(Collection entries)
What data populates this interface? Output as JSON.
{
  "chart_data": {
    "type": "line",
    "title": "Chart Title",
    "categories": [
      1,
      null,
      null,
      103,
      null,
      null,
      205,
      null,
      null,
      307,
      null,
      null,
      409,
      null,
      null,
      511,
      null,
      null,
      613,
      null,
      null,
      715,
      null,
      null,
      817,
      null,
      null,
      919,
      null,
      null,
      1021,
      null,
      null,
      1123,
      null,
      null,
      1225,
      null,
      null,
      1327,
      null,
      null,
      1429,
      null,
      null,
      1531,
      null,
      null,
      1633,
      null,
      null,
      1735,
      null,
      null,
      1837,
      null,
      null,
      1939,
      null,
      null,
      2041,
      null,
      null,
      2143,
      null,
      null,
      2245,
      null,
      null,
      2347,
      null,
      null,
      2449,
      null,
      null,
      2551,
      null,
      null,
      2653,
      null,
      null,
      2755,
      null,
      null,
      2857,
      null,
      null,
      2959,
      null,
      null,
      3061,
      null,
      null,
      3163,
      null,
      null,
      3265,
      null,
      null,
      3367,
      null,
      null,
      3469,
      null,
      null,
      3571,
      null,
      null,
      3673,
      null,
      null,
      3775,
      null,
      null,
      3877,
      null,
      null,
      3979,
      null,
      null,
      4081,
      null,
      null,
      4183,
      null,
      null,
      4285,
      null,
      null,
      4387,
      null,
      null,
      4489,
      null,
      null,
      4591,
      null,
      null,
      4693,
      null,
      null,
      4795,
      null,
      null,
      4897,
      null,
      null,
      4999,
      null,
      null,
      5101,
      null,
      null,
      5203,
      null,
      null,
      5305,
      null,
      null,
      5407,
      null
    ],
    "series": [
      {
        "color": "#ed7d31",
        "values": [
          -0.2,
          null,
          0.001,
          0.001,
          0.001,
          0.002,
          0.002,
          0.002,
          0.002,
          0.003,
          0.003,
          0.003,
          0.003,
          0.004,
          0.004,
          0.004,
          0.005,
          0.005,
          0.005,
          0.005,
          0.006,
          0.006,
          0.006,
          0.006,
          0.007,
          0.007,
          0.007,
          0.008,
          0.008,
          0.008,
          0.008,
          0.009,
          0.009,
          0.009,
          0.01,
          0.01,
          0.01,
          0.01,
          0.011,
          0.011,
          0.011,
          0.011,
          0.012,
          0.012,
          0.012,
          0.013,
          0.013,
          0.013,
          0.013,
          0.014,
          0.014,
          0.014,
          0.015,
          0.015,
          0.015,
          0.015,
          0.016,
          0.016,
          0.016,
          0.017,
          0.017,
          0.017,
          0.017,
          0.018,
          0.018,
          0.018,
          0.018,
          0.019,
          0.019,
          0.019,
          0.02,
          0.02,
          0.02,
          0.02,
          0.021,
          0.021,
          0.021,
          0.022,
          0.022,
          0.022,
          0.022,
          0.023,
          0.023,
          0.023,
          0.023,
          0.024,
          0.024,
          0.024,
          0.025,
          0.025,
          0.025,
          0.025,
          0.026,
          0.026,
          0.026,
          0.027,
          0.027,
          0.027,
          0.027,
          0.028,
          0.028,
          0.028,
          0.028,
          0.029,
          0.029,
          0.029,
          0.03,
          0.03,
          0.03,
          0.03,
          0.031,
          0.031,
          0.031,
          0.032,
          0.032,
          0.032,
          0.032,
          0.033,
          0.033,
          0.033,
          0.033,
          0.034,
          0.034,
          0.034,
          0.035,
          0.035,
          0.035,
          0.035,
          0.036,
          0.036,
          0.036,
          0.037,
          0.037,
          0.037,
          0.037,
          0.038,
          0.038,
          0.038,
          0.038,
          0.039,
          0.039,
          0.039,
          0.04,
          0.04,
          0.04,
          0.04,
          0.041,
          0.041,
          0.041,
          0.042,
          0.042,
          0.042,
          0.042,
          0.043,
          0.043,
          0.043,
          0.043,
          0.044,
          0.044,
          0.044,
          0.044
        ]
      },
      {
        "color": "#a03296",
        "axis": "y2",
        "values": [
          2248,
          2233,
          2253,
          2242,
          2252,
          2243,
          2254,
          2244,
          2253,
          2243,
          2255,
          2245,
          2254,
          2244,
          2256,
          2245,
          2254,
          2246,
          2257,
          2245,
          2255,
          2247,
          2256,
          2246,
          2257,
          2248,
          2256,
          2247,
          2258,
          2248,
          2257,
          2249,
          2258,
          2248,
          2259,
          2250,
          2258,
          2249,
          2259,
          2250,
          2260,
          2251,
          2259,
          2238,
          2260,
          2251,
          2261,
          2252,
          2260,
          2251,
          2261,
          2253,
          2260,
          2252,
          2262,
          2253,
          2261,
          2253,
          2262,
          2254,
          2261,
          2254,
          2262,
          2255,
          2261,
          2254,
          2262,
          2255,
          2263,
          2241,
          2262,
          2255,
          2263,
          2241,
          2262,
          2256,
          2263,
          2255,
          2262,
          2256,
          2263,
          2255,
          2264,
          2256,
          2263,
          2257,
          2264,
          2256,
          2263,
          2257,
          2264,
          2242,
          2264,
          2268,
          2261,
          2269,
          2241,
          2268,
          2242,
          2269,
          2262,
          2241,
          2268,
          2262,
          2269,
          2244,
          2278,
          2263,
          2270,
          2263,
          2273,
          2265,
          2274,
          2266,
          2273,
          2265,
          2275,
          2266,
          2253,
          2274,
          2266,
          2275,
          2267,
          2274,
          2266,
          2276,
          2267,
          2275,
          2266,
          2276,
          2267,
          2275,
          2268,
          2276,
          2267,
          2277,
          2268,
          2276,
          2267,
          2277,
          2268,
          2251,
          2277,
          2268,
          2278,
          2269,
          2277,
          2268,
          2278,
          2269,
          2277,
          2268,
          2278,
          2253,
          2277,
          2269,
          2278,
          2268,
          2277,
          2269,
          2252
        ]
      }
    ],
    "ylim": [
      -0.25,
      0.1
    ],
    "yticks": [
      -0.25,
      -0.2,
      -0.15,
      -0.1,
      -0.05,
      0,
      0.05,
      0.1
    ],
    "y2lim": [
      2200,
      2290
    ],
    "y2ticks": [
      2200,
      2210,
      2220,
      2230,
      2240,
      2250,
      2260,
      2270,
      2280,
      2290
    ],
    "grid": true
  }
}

◆ **Task**: Repeat the data above exactly.

◆ **Answer for this exercise**:
What data populates this interface? Output as JSON.
{
  "chart_data": {
    "type": "line",
    "title": "Chart Title",
    "categories": [
      1,
      null,
      null,
      103,
      null,
      null,
      205,
      null,
      null,
      307,
      null,
      null,
      409,
      null,
      null,
      511,
      null,
      null,
      613,
      null,
      null,
      715,
      null,
      null,
      817,
      null,
      null,
      919,
      null,
      null,
      1021,
      null,
      null,
      1123,
      null,
      null,
      1225,
      null,
      null,
      1327,
      null,
      null,
      1429,
      null,
      null,
      1531,
      null,
      null,
      1633,
      null,
      null,
      1735,
      null,
      null,
      1837,
      null,
      null,
      1939,
      null,
      null,
      2041,
      null,
      null,
      2143,
      null,
      null,
      2245,
      null,
      null,
      2347,
      null,
      null,
      2449,
      null,
      null,
      2551,
      null,
      null,
      2653,
      null,
      null,
      2755,
      null,
      null,
      2857,
      null,
      null,
      2959,
      null,
      null,
      3061,
      null,
      null,
      3163,
      null,
      null,
      3265,
      null,
      null,
      3367,
      null,
      null,
      3469,
      null,
      null,
      3571,
      null,
      null,
      3673,
      null,
      null,
      3775,
      null,
      null,
      3877,
      null,
      null,
      3979,
      null,
      null,
      4081,
      null,
      null,
      4183,
      null,
      null,
      4285,
      null,
      null,
      4387,
      null,
      null,
      4489,
      null,
      null,
      4591,
      null,
      null,
      4693,
      null,
      null,
      4795,
      null,
      null,
      4897,
      null,
      null,
      4999,
      null,
      null,
      5101,
      null,
      null,
      5203,
      null,
      null,
      5305,
      null,
      null,
      5407,
      null
    ],
    "series": [
      {
        "color": "#ed7d31",
        "values": [
          -0.2,
          null,
          0.001,
          0.001,
          0.001,
          0.002,
          0.002,
          0.002,
          0.002,
          0.003,
          0.003,
          0.003,
          0.003,
          0.004,
          0.004,
          0.004,
          0.005,
          0.005,
          0.005,
          0.005,
          0.006,
          0.006,
          0.006,
          0.006,
          0.007,
          0.007,
          0.007,
          0.008,
          0.008,
          0.008,
          0.008,
          0.009,
          0.009,
          0.009,
          0.01,
          0.01,
          0.01,
          0.01,
          0.011,
          0.011,
          0.011,
          0.011,
          0.012,
          0.012,
          0.012,
          0.013,
          0.013,
          0.013,
          0.013,
          0.014,
          0.014,
          0.014,
          0.015,
          0.015,
          0.015,
          0.015,
          0.016,
          0.016,
          0.016,
          0.017,
          0.017,
          0.017,
          0.017,
          0.018,
          0.018,
          0.018,
          0.018,
          0.019,
          0.019,
          0.019,
          0.02,
          0.02,
          0.02,
          0.02,
          0.021,
          0.021,
          0.021,
          0.022,
          0.022,
          0.022,
          0.022,
          0.023,
          0.023,
          0.023,
          0.023,
          0.024,
          0.024,
          0.024,
          0.025,
          0.025,
          0.025,
          0.025,
          0.026,
          0.026,
          0.026,
          0.027,
          0.027,
          0.027,
          0.027,
          0.028,
          0.028,
          0.028,
          0.028,
          0.029,
          0.029,
          0.029,
          0.03,
          0.03,
          0.03,
          0.03,
          0.031,
          0.031,
          0.031,
          0.032,
          0.032,
          0.032,
          0.032,
          0.033,
          0.033,
          0.033,
          0.033,
          0.034,
          0.034,
          0.034,
          0.035,
          0.035,
          0.035,
          0.035,
          0.036,
          0.036,
          0.036,
          0.037,
          0.037,
          0.037,
          0.037,
          0.038,
          0.038,
          0.038,
          0.038,
          0.039,
          0.039,
          0.039,
          0.04,
          0.04,
          0.04,
          0.04,
          0.041,
          0.041,
          0.041,
          0.042,
          0.042,
          0.042,
          0.042,
          0.043,
          0.043,
          0.043,
          0.043,
          0.044,
          0.044,
          0.044,
          0.044
        ]
      },
      {
        "color": "#a03296",
        "axis": "y2",
        "values": [
          2248,
          2233,
          2253,
          2242,
          2252,
          2243,
          2254,
          2244,
          2253,
          2243,
          2255,
          2245,
          2254,
          2244,
          2256,
          2245,
          2254,
          2246,
          2257,
          2245,
          2255,
          2247,
          2256,
          2246,
          2257,
          2248,
          2256,
          2247,
          2258,
          2248,
          2257,
          2249,
          2258,
          2248,
          2259,
          2250,
          2258,
          2249,
          2259,
          2250,
          2260,
          2251,
          2259,
          2238,
          2260,
          2251,
          2261,
          2252,
          2260,
          2251,
          2261,
          2253,
          2260,
          2252,
          2262,
          2253,
          2261,
          2253,
          2262,
          2254,
          2261,
          2254,
          2262,
          2255,
          2261,
          2254,
          2262,
          2255,
          2263,
          2241,
          2262,
          2255,
          2263,
          2241,
          2262,
          2256,
          2263,
          2255,
          2262,
          2256,
          2263,
          2255,
          2264,
          2256,
          2263,
          2257,
          2264,
          2256,
          2263,
          2257,
          2264,
          2242,
          2264,
          2268,
          2261,
          2269,
          2241,
          2268,
          2242,
          2269,
          2262,
          2241,
          2268,
          2262,
          2269,
          2244,
          2278,
          2263,
          2270,
          2263,
          2273,
          2265,
          2274,
          2266,
          2273,
          2265,
          2275,
          2266,
          2253,
          2274,
          2266,
          2275,
          2267,
          2274,
          2266,
          2276,
          2267,
          2275,
          2266,
          2276,
          2267,
          2275,
          2268,
          2276,
          2267,
          2277,
          2268,
          2276,
          2267,
          2277,
          2268,
          2251,
          2277,
          2268,
          2278,
          2269,
          2277,
          2268,
          2278,
          2269,
          2277,
          2268,
          2278,
          2253,
          2277,
          2269,
          2278,
          2268,
          2277,
          2269,
          2252
        ]
      }
    ],
    "ylim": [
      -0.25,
      0.1
    ],
    "yticks": [
      -0.25,
      -0.2,
      -0.15,
      -0.1,
      -0.05,
      0,
      0.05,
      0.1
    ],
    "y2lim": [
      2200,
      2290
    ],
    "y2ticks": [
      2200,
      2210,
      2220,
      2230,
      2240,
      2250,
      2260,
      2270,
      2280,
      2290
    ],
    "grid": true
  }
}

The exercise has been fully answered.